══ GIVEN RECORDS

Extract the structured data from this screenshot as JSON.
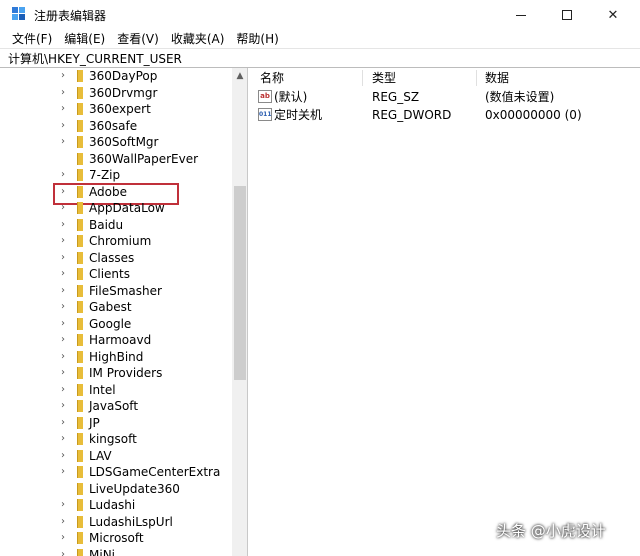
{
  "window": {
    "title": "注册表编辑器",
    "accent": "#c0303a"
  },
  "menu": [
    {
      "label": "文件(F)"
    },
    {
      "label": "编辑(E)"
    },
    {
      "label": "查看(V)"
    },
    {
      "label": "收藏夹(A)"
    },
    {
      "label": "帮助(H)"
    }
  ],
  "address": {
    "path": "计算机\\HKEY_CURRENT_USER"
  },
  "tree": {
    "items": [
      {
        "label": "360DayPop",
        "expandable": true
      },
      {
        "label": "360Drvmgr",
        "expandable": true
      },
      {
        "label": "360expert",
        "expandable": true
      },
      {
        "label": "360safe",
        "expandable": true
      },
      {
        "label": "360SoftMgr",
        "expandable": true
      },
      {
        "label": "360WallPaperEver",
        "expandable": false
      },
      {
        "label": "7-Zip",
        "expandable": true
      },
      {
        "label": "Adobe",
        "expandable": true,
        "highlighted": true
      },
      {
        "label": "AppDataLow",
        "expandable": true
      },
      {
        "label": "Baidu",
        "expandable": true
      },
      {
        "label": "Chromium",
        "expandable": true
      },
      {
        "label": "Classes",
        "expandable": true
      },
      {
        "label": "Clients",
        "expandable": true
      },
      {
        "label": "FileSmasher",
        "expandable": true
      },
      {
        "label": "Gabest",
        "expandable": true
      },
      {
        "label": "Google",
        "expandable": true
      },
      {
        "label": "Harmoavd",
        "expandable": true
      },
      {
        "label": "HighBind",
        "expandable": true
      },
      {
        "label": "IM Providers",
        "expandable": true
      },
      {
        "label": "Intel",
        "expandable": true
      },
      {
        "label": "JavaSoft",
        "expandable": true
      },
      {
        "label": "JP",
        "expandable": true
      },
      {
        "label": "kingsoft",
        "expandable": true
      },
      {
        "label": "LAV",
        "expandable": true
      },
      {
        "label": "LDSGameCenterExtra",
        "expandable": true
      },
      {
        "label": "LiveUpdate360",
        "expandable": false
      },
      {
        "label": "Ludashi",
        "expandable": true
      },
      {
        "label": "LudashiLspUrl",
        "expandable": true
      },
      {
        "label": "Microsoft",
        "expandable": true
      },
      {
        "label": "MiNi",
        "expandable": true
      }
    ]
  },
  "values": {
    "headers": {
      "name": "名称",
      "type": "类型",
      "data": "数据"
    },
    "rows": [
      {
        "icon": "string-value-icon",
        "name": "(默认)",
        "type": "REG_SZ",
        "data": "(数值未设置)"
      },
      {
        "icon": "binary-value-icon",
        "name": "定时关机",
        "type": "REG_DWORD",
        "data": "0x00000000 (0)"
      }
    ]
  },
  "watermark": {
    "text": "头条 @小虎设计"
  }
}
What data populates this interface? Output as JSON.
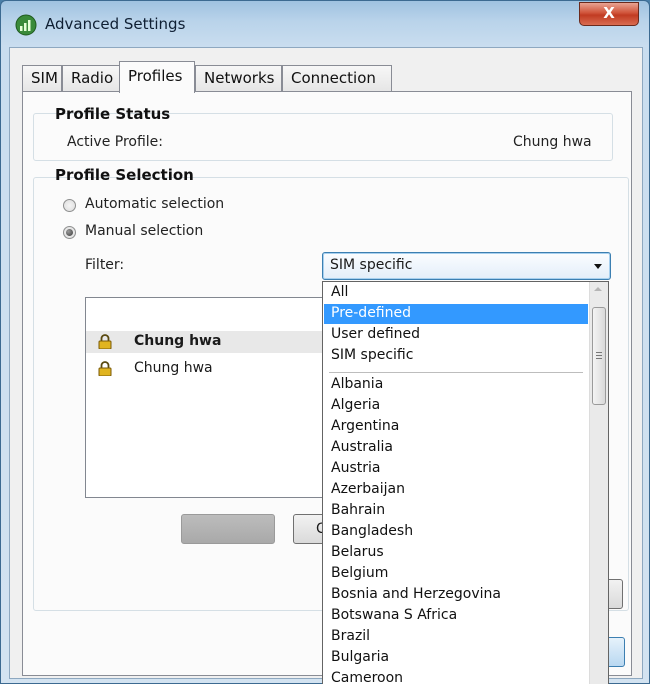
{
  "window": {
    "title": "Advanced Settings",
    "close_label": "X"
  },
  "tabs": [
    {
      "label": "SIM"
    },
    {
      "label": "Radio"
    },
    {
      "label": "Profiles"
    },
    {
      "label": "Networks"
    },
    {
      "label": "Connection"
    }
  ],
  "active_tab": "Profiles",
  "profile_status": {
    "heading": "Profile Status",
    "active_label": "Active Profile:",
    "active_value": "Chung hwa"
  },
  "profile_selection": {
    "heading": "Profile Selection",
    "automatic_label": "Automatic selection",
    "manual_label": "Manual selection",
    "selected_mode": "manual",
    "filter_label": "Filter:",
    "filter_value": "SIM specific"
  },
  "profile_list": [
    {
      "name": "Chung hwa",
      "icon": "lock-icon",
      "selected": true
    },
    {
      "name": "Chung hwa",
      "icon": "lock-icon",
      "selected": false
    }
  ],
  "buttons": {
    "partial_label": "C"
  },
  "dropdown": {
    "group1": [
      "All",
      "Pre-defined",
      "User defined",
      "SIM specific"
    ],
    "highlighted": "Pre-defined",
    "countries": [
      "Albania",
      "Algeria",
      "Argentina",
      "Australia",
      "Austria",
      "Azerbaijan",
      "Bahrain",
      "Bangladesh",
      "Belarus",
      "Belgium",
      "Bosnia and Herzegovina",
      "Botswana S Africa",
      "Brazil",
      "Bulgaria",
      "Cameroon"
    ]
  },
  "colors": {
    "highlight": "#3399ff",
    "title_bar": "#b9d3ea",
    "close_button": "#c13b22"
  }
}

════

— WHAT YOU HAVE TO DO —
Send back the data above word for word, with the pictures left out.

— RESPONSE TO THIS TASK —
Extract the structured data from this screenshot as JSON.
{
  "window": {
    "title": "注册表编辑器",
    "accent": "#c0303a"
  },
  "menu": [
    {
      "label": "文件(F)"
    },
    {
      "label": "编辑(E)"
    },
    {
      "label": "查看(V)"
    },
    {
      "label": "收藏夹(A)"
    },
    {
      "label": "帮助(H)"
    }
  ],
  "address": {
    "path": "计算机\\HKEY_CURRENT_USER"
  },
  "tree": {
    "items": [
      {
        "label": "360DayPop",
        "expandable": true
      },
      {
        "label": "360Drvmgr",
        "expandable": true
      },
      {
        "label": "360expert",
        "expandable": true
      },
      {
        "label": "360safe",
        "expandable": true
      },
      {
        "label": "360SoftMgr",
        "expandable": true
      },
      {
        "label": "360WallPaperEver",
        "expandable": false
      },
      {
        "label": "7-Zip",
        "expandable": true
      },
      {
        "label": "Adobe",
        "expandable": true,
        "highlighted": true
      },
      {
        "label": "AppDataLow",
        "expandable": true
      },
      {
        "label": "Baidu",
        "expandable": true
      },
      {
        "label": "Chromium",
        "expandable": true
      },
      {
        "label": "Classes",
        "expandable": true
      },
      {
        "label": "Clients",
        "expandable": true
      },
      {
        "label": "FileSmasher",
        "expandable": true
      },
      {
        "label": "Gabest",
        "expandable": true
      },
      {
        "label": "Google",
        "expandable": true
      },
      {
        "label": "Harmoavd",
        "expandable": true
      },
      {
        "label": "HighBind",
        "expandable": true
      },
      {
        "label": "IM Providers",
        "expandable": true
      },
      {
        "label": "Intel",
        "expandable": true
      },
      {
        "label": "JavaSoft",
        "expandable": true
      },
      {
        "label": "JP",
        "expandable": true
      },
      {
        "label": "kingsoft",
        "expandable": true
      },
      {
        "label": "LAV",
        "expandable": true
      },
      {
        "label": "LDSGameCenterExtra",
        "expandable": true
      },
      {
        "label": "LiveUpdate360",
        "expandable": false
      },
      {
        "label": "Ludashi",
        "expandable": true
      },
      {
        "label": "LudashiLspUrl",
        "expandable": true
      },
      {
        "label": "Microsoft",
        "expandable": true
      },
      {
        "label": "MiNi",
        "expandable": true
      }
    ]
  },
  "values": {
    "headers": {
      "name": "名称",
      "type": "类型",
      "data": "数据"
    },
    "rows": [
      {
        "icon": "string-value-icon",
        "name": "(默认)",
        "type": "REG_SZ",
        "data": "(数值未设置)"
      },
      {
        "icon": "binary-value-icon",
        "name": "定时关机",
        "type": "REG_DWORD",
        "data": "0x00000000 (0)"
      }
    ]
  },
  "watermark": {
    "text": "头条 @小虎设计"
  }
}
What data populates this interface? Output as JSON.
{
  "window": {
    "title": "Advanced Settings",
    "close_label": "X"
  },
  "tabs": [
    {
      "label": "SIM"
    },
    {
      "label": "Radio"
    },
    {
      "label": "Profiles"
    },
    {
      "label": "Networks"
    },
    {
      "label": "Connection"
    }
  ],
  "active_tab": "Profiles",
  "profile_status": {
    "heading": "Profile Status",
    "active_label": "Active Profile:",
    "active_value": "Chung hwa"
  },
  "profile_selection": {
    "heading": "Profile Selection",
    "automatic_label": "Automatic selection",
    "manual_label": "Manual selection",
    "selected_mode": "manual",
    "filter_label": "Filter:",
    "filter_value": "SIM specific"
  },
  "profile_list": [
    {
      "name": "Chung hwa",
      "icon": "lock-icon",
      "selected": true
    },
    {
      "name": "Chung hwa",
      "icon": "lock-icon",
      "selected": false
    }
  ],
  "buttons": {
    "partial_label": "C"
  },
  "dropdown": {
    "group1": [
      "All",
      "Pre-defined",
      "User defined",
      "SIM specific"
    ],
    "highlighted": "Pre-defined",
    "countries": [
      "Albania",
      "Algeria",
      "Argentina",
      "Australia",
      "Austria",
      "Azerbaijan",
      "Bahrain",
      "Bangladesh",
      "Belarus",
      "Belgium",
      "Bosnia and Herzegovina",
      "Botswana S Africa",
      "Brazil",
      "Bulgaria",
      "Cameroon"
    ]
  },
  "colors": {
    "highlight": "#3399ff",
    "title_bar": "#b9d3ea",
    "close_button": "#c13b22"
  }
}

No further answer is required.